Repeat every record below exactly, but leave out any pictures.

> Data to process:

/---

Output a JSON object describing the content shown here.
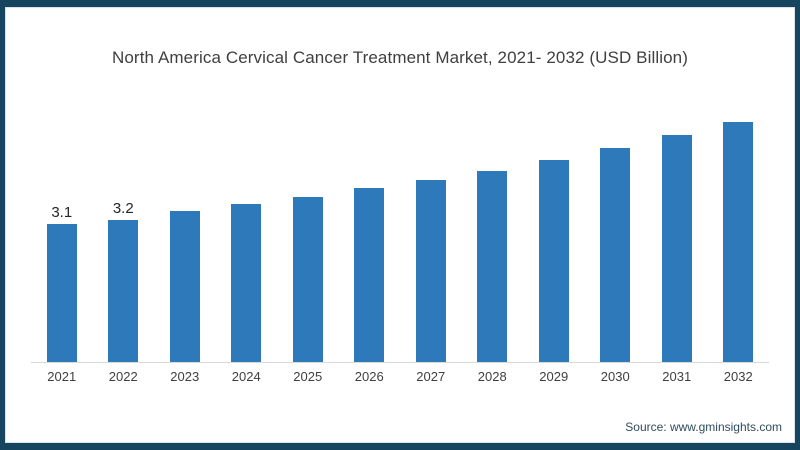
{
  "page": {
    "source_note": "Source: www.gminsights.com"
  },
  "colors": {
    "bar": "#2e79b9",
    "frame_border": "#15455f",
    "axis_line": "#d9d9d9",
    "title_text": "#3f3f3f",
    "source_text": "#2f4d5d",
    "background": "#ffffff"
  },
  "chart_data": {
    "type": "bar",
    "title": "North America Cervical Cancer Treatment Market, 2021- 2032 (USD Billion)",
    "xlabel": "",
    "ylabel": "",
    "categories": [
      "2021",
      "2022",
      "2023",
      "2024",
      "2025",
      "2026",
      "2027",
      "2028",
      "2029",
      "2030",
      "2031",
      "2032"
    ],
    "values": [
      3.1,
      3.2,
      3.4,
      3.55,
      3.7,
      3.9,
      4.1,
      4.3,
      4.55,
      4.8,
      5.1,
      5.4
    ],
    "data_labels": [
      "3.1",
      "3.2",
      "",
      "",
      "",
      "",
      "",
      "",
      "",
      "",
      "",
      ""
    ],
    "ylim": [
      0,
      6
    ],
    "grid": false,
    "legend": false,
    "bar_color": "#2e79b9"
  }
}
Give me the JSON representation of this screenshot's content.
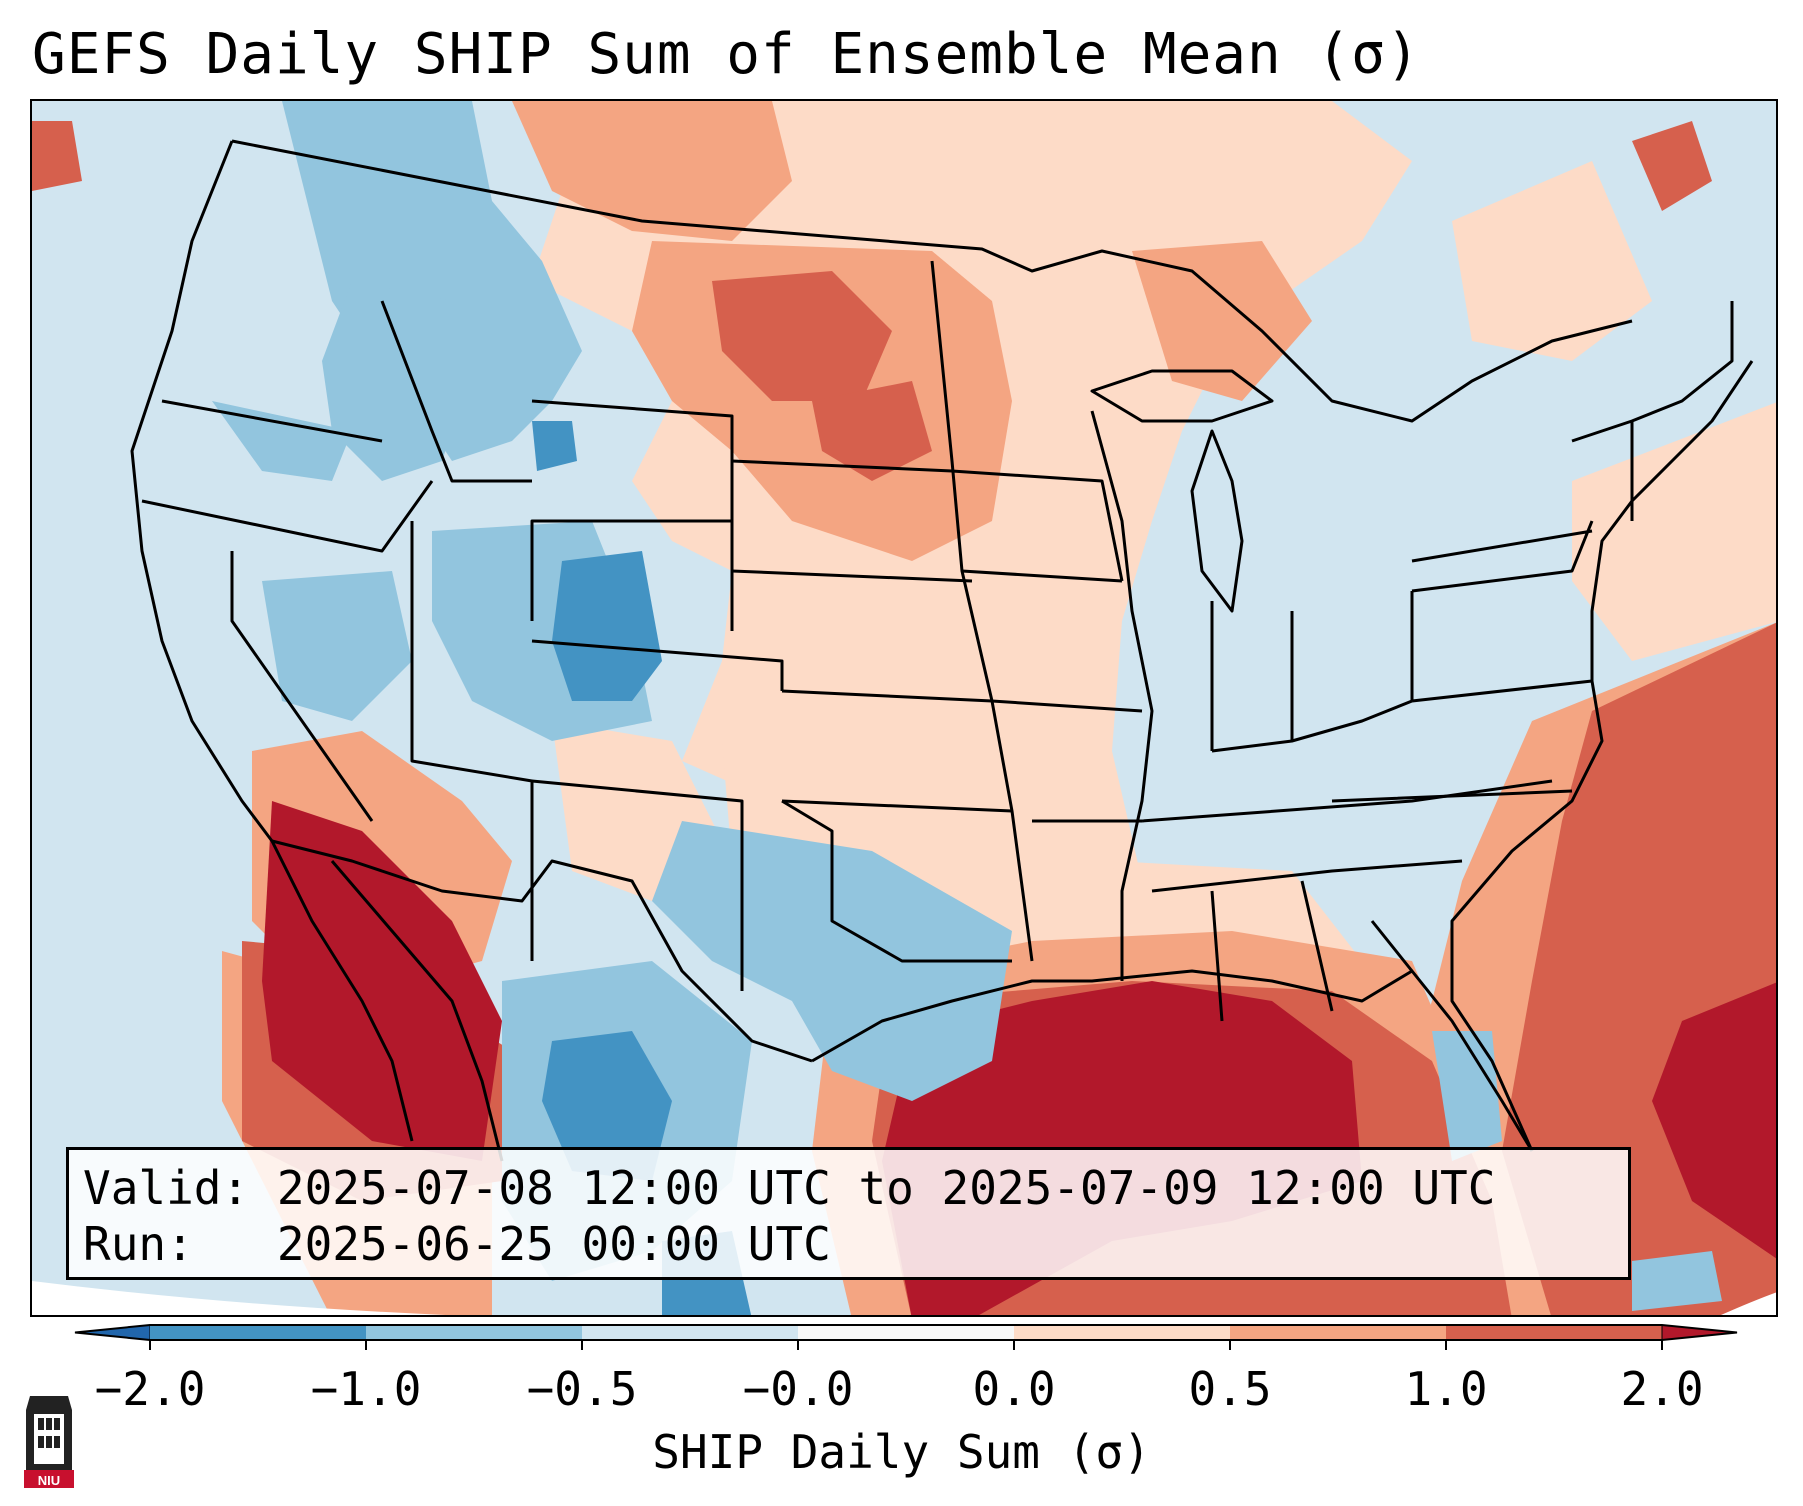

\---

> Response to this exercise:
Output a JSON object describing the content shown here.
{
  "page": {
    "source_note": "Source: www.gminsights.com"
  },
  "colors": {
    "bar": "#2e79b9",
    "frame_border": "#15455f",
    "axis_line": "#d9d9d9",
    "title_text": "#3f3f3f",
    "source_text": "#2f4d5d",
    "background": "#ffffff"
  },
  "chart_data": {
    "type": "bar",
    "title": "North America Cervical Cancer Treatment Market, 2021- 2032 (USD Billion)",
    "xlabel": "",
    "ylabel": "",
    "categories": [
      "2021",
      "2022",
      "2023",
      "2024",
      "2025",
      "2026",
      "2027",
      "2028",
      "2029",
      "2030",
      "2031",
      "2032"
    ],
    "values": [
      3.1,
      3.2,
      3.4,
      3.55,
      3.7,
      3.9,
      4.1,
      4.3,
      4.55,
      4.8,
      5.1,
      5.4
    ],
    "data_labels": [
      "3.1",
      "3.2",
      "",
      "",
      "",
      "",
      "",
      "",
      "",
      "",
      "",
      ""
    ],
    "ylim": [
      0,
      6
    ],
    "grid": false,
    "legend": false,
    "bar_color": "#2e79b9"
  }
}
Give me the JSON representation of this screenshot's content.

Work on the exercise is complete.